Exercise prompt:
Gather up the lines with the word "nugas" in them.

** begin Provided records **

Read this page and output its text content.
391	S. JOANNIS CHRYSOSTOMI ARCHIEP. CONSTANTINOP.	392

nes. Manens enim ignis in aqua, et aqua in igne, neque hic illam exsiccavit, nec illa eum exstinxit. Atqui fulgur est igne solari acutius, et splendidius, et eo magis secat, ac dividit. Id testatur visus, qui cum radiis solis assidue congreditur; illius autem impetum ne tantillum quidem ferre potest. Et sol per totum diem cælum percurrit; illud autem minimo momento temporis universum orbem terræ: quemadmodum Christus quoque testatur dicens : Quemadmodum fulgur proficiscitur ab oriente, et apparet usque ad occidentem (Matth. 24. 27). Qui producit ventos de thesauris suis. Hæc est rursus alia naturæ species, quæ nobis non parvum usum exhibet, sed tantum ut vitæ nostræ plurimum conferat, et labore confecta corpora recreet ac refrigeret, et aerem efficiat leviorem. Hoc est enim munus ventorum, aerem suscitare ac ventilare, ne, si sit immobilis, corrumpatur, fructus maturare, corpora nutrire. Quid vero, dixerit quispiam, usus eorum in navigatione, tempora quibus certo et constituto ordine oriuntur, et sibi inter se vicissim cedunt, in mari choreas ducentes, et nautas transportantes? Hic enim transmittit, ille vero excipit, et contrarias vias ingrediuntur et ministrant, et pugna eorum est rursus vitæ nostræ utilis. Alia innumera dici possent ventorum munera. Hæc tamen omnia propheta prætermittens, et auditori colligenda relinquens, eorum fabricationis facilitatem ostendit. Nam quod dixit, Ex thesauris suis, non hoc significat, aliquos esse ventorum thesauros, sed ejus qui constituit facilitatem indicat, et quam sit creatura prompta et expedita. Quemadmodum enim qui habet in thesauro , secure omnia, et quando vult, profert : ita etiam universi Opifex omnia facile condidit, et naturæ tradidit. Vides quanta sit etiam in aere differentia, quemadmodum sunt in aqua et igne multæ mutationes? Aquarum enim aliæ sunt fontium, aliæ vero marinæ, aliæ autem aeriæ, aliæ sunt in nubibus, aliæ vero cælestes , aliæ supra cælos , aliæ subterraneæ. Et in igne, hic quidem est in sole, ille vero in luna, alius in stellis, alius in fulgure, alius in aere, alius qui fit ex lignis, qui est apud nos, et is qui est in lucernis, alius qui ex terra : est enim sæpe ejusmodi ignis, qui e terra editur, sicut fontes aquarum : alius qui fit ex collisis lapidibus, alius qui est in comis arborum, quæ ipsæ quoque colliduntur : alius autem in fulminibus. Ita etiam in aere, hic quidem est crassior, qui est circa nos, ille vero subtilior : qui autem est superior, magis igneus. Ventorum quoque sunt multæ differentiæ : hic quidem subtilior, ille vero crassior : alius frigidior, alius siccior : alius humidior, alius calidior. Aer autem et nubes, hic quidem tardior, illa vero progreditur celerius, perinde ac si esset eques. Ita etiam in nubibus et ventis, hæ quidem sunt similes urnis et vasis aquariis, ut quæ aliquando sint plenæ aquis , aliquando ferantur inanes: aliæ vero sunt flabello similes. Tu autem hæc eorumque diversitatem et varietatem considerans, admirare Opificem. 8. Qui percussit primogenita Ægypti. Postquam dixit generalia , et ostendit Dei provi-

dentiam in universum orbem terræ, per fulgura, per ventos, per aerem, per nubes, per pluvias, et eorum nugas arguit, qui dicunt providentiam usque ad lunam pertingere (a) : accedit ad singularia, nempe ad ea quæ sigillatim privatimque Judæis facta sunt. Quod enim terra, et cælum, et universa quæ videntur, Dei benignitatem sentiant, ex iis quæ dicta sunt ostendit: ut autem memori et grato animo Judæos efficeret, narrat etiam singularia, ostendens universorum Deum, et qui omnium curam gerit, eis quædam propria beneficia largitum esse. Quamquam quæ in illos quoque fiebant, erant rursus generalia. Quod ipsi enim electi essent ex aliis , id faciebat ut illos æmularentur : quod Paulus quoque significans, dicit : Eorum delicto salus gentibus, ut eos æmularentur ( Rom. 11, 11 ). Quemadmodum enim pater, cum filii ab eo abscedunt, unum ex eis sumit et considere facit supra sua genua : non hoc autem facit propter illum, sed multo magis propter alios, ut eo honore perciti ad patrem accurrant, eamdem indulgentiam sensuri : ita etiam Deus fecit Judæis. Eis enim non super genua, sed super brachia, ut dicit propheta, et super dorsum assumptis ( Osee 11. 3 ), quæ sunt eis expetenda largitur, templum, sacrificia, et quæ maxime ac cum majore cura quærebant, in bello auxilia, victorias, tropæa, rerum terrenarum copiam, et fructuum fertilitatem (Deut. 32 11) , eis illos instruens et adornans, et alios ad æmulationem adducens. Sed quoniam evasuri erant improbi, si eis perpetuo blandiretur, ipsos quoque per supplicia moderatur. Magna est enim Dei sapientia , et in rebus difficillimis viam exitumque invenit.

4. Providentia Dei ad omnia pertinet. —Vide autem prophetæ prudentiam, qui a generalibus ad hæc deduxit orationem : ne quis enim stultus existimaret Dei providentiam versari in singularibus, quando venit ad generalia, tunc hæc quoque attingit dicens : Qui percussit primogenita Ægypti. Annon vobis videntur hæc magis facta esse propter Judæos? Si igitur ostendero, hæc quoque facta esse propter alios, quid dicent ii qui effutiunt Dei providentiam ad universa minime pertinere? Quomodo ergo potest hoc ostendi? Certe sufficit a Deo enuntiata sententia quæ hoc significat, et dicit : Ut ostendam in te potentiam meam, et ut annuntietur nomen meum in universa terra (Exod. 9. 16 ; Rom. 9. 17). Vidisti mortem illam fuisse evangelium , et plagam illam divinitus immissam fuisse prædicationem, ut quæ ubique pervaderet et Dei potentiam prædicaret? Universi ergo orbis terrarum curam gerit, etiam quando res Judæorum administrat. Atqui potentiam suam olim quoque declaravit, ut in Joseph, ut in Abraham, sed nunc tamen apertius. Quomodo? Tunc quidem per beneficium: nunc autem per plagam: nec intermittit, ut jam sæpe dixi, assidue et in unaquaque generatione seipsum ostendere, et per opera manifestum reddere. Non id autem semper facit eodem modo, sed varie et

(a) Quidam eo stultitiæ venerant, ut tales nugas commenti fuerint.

** end Provided records **

Result of the exercise:
dentiam in universum orbem terræ, per fulgura, per ventos, per aerem, per nubes, per pluvias, et eorum nugas arguit, qui dicunt providentiam usque ad lunam pertingere (a) : accedit ad singularia, nempe ad ea quæ sigillatim privatimque Judæis facta sunt. Quod enim terra, et cælum, et universa quæ videntur, Dei benignitatem sentiant, ex iis quæ dicta sunt ostendit: ut autem memori et grato animo Judæos efficeret, narrat etiam singularia, ostendens universorum Deum, et qui omnium curam gerit, eis quædam propria beneficia largitum esse. Quamquam quæ in illos quoque fiebant, erant rursus generalia. Quod ipsi enim electi essent ex aliis , id faciebat ut illos æmularentur : quod Paulus quoque significans, dicit : Eorum delicto salus gentibus, ut eos æmularentur ( Rom. 11, 11 ). Quemadmodum enim pater, cum filii ab eo abscedunt, unum ex eis sumit et considere facit supra sua genua : non hoc autem facit propter illum, sed multo magis propter alios, ut eo honore perciti ad patrem accurrant, eamdem indulgentiam sensuri : ita etiam Deus fecit Judæis. Eis enim non super genua, sed super brachia, ut dicit propheta, et super dorsum assumptis ( Osee 11. 3 ), quæ sunt eis expetenda largitur, templum, sacrificia, et quæ maxime ac cum majore cura quærebant, in bello auxilia, victorias, tropæa, rerum terrenarum copiam, et fructuum fertilitatem (Deut. 32 11) , eis illos instruens et adornans, et alios ad æmulationem adducens. Sed quoniam evasuri erant improbi, si eis perpetuo blandiretur, ipsos quoque per supplicia moderatur. Magna est enim Dei sapientia , et in rebus difficillimis viam exitumque invenit.
(a) Quidam eo stultitiæ venerant, ut tales nugas commenti fuerint.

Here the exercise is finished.